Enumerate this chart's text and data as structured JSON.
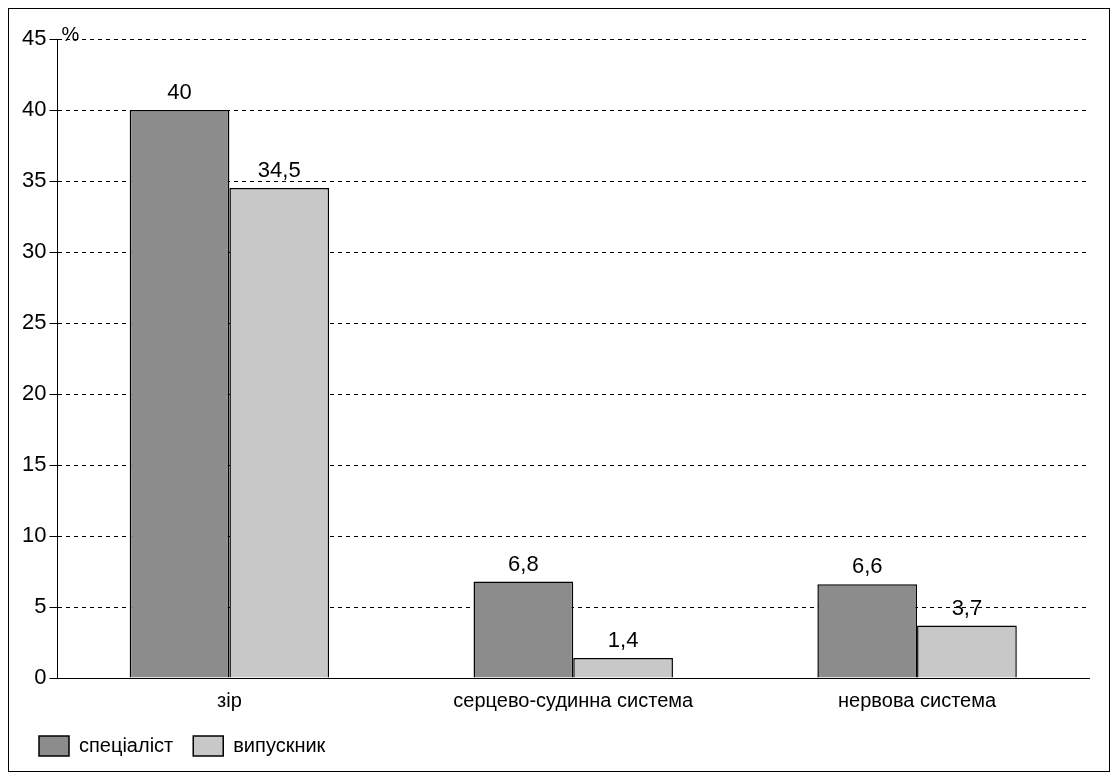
{
  "chart_data": {
    "type": "bar",
    "ylabel": "%",
    "categories": [
      "зір",
      "серцево-судинна система",
      "нервова система"
    ],
    "series": [
      {
        "name": "спеціаліст",
        "color": "#8c8c8c",
        "values": [
          40,
          6.8,
          6.6
        ],
        "value_labels": [
          "40",
          "6,8",
          "6,6"
        ]
      },
      {
        "name": "випускник",
        "color": "#c8c8c8",
        "values": [
          34.5,
          1.4,
          3.7
        ],
        "value_labels": [
          "34,5",
          "1,4",
          "3,7"
        ]
      }
    ],
    "ylim": [
      0,
      45
    ],
    "yticks": [
      0,
      5,
      10,
      15,
      20,
      25,
      30,
      35,
      40,
      45
    ],
    "grid": "y",
    "legend": "bottom left"
  }
}
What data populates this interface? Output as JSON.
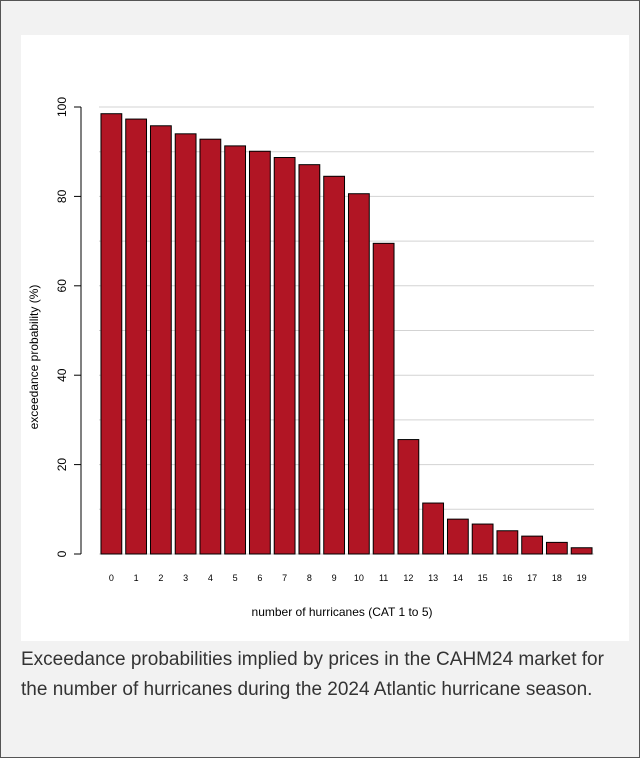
{
  "caption": "Exceedance probabilities implied by prices in the CAHM24 market for the number of hurricanes during the 2024 Atlantic hurricane season.",
  "chart_data": {
    "type": "bar",
    "title": "",
    "xlabel": "number of hurricanes (CAT 1 to 5)",
    "ylabel": "exceedance probability (%)",
    "categories": [
      "0",
      "1",
      "2",
      "3",
      "4",
      "5",
      "6",
      "7",
      "8",
      "9",
      "10",
      "11",
      "12",
      "13",
      "14",
      "15",
      "16",
      "17",
      "18",
      "19"
    ],
    "values": [
      98.5,
      97.3,
      95.8,
      94.0,
      92.8,
      91.3,
      90.1,
      88.7,
      87.1,
      84.5,
      80.6,
      69.5,
      25.6,
      11.4,
      7.8,
      6.7,
      5.2,
      4.0,
      2.6,
      1.4
    ],
    "ylim": [
      0,
      100
    ],
    "yticks": [
      0,
      20,
      40,
      60,
      80,
      100
    ],
    "grid": true,
    "bar_color": "#b11524",
    "bar_edge_color": "#000000",
    "grid_color": "#d3d3d3"
  }
}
────
All of the lines above should be retyped precisely, apart from the pictures.

▶ **FINAL RESULT**
Enumerate this chart's text and data as structured JSON.
{
  "chart_data": {
    "type": "bar",
    "ylabel": "%",
    "categories": [
      "зір",
      "серцево-судинна система",
      "нервова система"
    ],
    "series": [
      {
        "name": "спеціаліст",
        "color": "#8c8c8c",
        "values": [
          40,
          6.8,
          6.6
        ],
        "value_labels": [
          "40",
          "6,8",
          "6,6"
        ]
      },
      {
        "name": "випускник",
        "color": "#c8c8c8",
        "values": [
          34.5,
          1.4,
          3.7
        ],
        "value_labels": [
          "34,5",
          "1,4",
          "3,7"
        ]
      }
    ],
    "ylim": [
      0,
      45
    ],
    "yticks": [
      0,
      5,
      10,
      15,
      20,
      25,
      30,
      35,
      40,
      45
    ],
    "grid": "y",
    "legend": "bottom left"
  }
}
What data populates this interface? Output as JSON.
{
  "caption": "Exceedance probabilities implied by prices in the CAHM24 market for the number of hurricanes during the 2024 Atlantic hurricane season.",
  "chart_data": {
    "type": "bar",
    "title": "",
    "xlabel": "number of hurricanes (CAT 1 to 5)",
    "ylabel": "exceedance probability (%)",
    "categories": [
      "0",
      "1",
      "2",
      "3",
      "4",
      "5",
      "6",
      "7",
      "8",
      "9",
      "10",
      "11",
      "12",
      "13",
      "14",
      "15",
      "16",
      "17",
      "18",
      "19"
    ],
    "values": [
      98.5,
      97.3,
      95.8,
      94.0,
      92.8,
      91.3,
      90.1,
      88.7,
      87.1,
      84.5,
      80.6,
      69.5,
      25.6,
      11.4,
      7.8,
      6.7,
      5.2,
      4.0,
      2.6,
      1.4
    ],
    "ylim": [
      0,
      100
    ],
    "yticks": [
      0,
      20,
      40,
      60,
      80,
      100
    ],
    "grid": true,
    "bar_color": "#b11524",
    "bar_edge_color": "#000000",
    "grid_color": "#d3d3d3"
  }
}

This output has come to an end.